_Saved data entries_
** Start **
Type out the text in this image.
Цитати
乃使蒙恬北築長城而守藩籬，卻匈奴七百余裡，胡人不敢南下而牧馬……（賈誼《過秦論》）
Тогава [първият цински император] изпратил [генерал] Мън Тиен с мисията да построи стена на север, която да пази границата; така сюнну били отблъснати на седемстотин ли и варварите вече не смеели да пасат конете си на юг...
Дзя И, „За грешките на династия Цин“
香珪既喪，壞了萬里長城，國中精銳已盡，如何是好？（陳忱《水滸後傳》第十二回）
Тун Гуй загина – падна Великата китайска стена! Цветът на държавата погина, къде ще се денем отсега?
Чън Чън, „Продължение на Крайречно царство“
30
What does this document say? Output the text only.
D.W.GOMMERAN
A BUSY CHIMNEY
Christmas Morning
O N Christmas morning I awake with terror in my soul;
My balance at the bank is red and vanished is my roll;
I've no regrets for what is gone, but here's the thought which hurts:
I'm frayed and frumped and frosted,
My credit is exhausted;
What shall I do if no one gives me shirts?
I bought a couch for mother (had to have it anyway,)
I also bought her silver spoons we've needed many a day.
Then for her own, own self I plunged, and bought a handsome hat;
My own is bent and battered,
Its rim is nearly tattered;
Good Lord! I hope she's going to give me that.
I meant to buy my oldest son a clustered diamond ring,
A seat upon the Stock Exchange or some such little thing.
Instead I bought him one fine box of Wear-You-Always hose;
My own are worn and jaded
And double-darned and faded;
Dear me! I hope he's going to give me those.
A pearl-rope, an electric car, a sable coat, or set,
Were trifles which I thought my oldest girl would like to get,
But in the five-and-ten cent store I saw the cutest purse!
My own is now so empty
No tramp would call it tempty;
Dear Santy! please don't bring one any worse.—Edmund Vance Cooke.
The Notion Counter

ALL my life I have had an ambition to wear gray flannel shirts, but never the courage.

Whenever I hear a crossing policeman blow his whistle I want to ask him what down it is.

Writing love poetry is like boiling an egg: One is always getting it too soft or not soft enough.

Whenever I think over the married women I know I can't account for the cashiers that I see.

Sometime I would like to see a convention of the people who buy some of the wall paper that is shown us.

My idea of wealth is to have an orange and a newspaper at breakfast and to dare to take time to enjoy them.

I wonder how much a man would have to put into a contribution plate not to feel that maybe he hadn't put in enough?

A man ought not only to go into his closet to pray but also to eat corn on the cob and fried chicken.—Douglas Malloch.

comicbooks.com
** End **
_What you have to do_
Using the data above, print every record exactly as shown.

_Result below_
Type out the text in this image.
Цитати
乃使蒙恬北築長城而守藩籬，卻匈奴七百余裡，胡人不敢南下而牧馬……（賈誼《過秦論》）
Тогава [първият цински император] изпратил [генерал] Мън Тиен с мисията да построи стена на север, която да пази границата; така сюнну били отблъснати на седемстотин ли и варварите вече не смеели да пасат конете си на юг...
Дзя И, „За грешките на династия Цин“
香珪既喪，壞了萬里長城，國中精銳已盡，如何是好？（陳忱《水滸後傳》第十二回）
Тун Гуй загина – падна Великата китайска стена! Цветът на държавата погина, къде ще се денем отсега?
Чън Чън, „Продължение на Крайречно царство“
30
What does this document say? Output the text only.
D.W.GOMMERAN
A BUSY CHIMNEY
Christmas Morning
O N Christmas morning I awake with terror in my soul;
My balance at the bank is red and vanished is my roll;
I've no regrets for what is gone, but here's the thought which hurts:
I'm frayed and frumped and frosted,
My credit is exhausted;
What shall I do if no one gives me shirts?
I bought a couch for mother (had to have it anyway,)
I also bought her silver spoons we've needed many a day.
Then for her own, own self I plunged, and bought a handsome hat;
My own is bent and battered,
Its rim is nearly tattered;
Good Lord! I hope she's going to give me that.
I meant to buy my oldest son a clustered diamond ring,
A seat upon the Stock Exchange or some such little thing.
Instead I bought him one fine box of Wear-You-Always hose;
My own are worn and jaded
And double-darned and faded;
Dear me! I hope he's going to give me those.
A pearl-rope, an electric car, a sable coat, or set,
Were trifles which I thought my oldest girl would like to get,
But in the five-and-ten cent store I saw the cutest purse!
My own is now so empty
No tramp would call it tempty;
Dear Santy! please don't bring one any worse.—Edmund Vance Cooke.
The Notion Counter

ALL my life I have had an ambition to wear gray flannel shirts, but never the courage.

Whenever I hear a crossing policeman blow his whistle I want to ask him what down it is.

Writing love poetry is like boiling an egg: One is always getting it too soft or not soft enough.

Whenever I think over the married women I know I can't account for the cashiers that I see.

Sometime I would like to see a convention of the people who buy some of the wall paper that is shown us.

My idea of wealth is to have an orange and a newspaper at breakfast and to dare to take time to enjoy them.

I wonder how much a man would have to put into a contribution plate not to feel that maybe he hadn't put in enough?

A man ought not only to go into his closet to pray but also to eat corn on the cob and fried chicken.—Douglas Malloch.

comicbooks.com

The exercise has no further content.